▶ _WHAT THE EXERCISE ASKS_:
Transcribe the records that follow exactly. Skip the pictures.

▶ _Stored data entries_:

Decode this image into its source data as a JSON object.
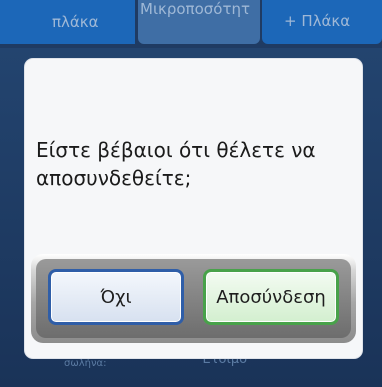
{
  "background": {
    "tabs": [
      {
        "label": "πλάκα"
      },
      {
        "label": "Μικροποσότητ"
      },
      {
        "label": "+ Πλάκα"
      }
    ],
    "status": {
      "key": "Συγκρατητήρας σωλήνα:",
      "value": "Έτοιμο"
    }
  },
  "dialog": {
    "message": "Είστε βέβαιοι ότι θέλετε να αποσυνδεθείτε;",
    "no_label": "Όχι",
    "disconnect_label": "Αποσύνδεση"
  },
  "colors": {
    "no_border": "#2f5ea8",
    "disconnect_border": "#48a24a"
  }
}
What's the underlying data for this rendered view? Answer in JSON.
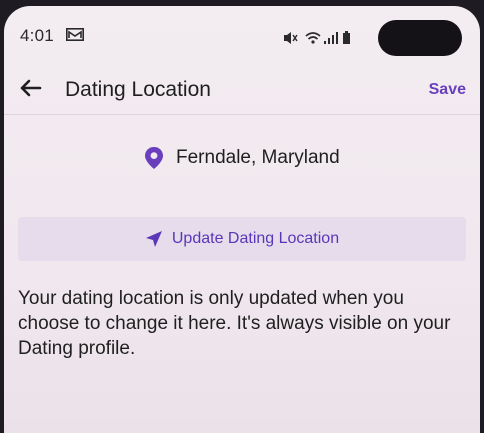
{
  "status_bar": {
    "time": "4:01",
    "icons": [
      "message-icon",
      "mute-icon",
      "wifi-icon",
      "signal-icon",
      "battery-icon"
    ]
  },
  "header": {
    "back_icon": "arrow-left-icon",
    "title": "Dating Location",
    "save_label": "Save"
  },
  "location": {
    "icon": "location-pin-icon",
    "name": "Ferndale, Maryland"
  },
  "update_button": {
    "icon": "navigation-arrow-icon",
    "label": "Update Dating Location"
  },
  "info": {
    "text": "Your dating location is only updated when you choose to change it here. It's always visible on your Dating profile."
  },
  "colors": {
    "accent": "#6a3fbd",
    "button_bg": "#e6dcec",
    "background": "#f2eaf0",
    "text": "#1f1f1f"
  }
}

▶ _THE REPLY_:
Decode this image into its source data as a JSON object.
{
  "background": {
    "tabs": [
      {
        "label": "πλάκα"
      },
      {
        "label": "Μικροποσότητ"
      },
      {
        "label": "+ Πλάκα"
      }
    ],
    "status": {
      "key": "Συγκρατητήρας σωλήνα:",
      "value": "Έτοιμο"
    }
  },
  "dialog": {
    "message": "Είστε βέβαιοι ότι θέλετε να αποσυνδεθείτε;",
    "no_label": "Όχι",
    "disconnect_label": "Αποσύνδεση"
  },
  "colors": {
    "no_border": "#2f5ea8",
    "disconnect_border": "#48a24a"
  }
}
What's the underlying data for this rendered view? Answer in JSON.
{
  "status_bar": {
    "time": "4:01",
    "icons": [
      "message-icon",
      "mute-icon",
      "wifi-icon",
      "signal-icon",
      "battery-icon"
    ]
  },
  "header": {
    "back_icon": "arrow-left-icon",
    "title": "Dating Location",
    "save_label": "Save"
  },
  "location": {
    "icon": "location-pin-icon",
    "name": "Ferndale, Maryland"
  },
  "update_button": {
    "icon": "navigation-arrow-icon",
    "label": "Update Dating Location"
  },
  "info": {
    "text": "Your dating location is only updated when you choose to change it here. It's always visible on your Dating profile."
  },
  "colors": {
    "accent": "#6a3fbd",
    "button_bg": "#e6dcec",
    "background": "#f2eaf0",
    "text": "#1f1f1f"
  }
}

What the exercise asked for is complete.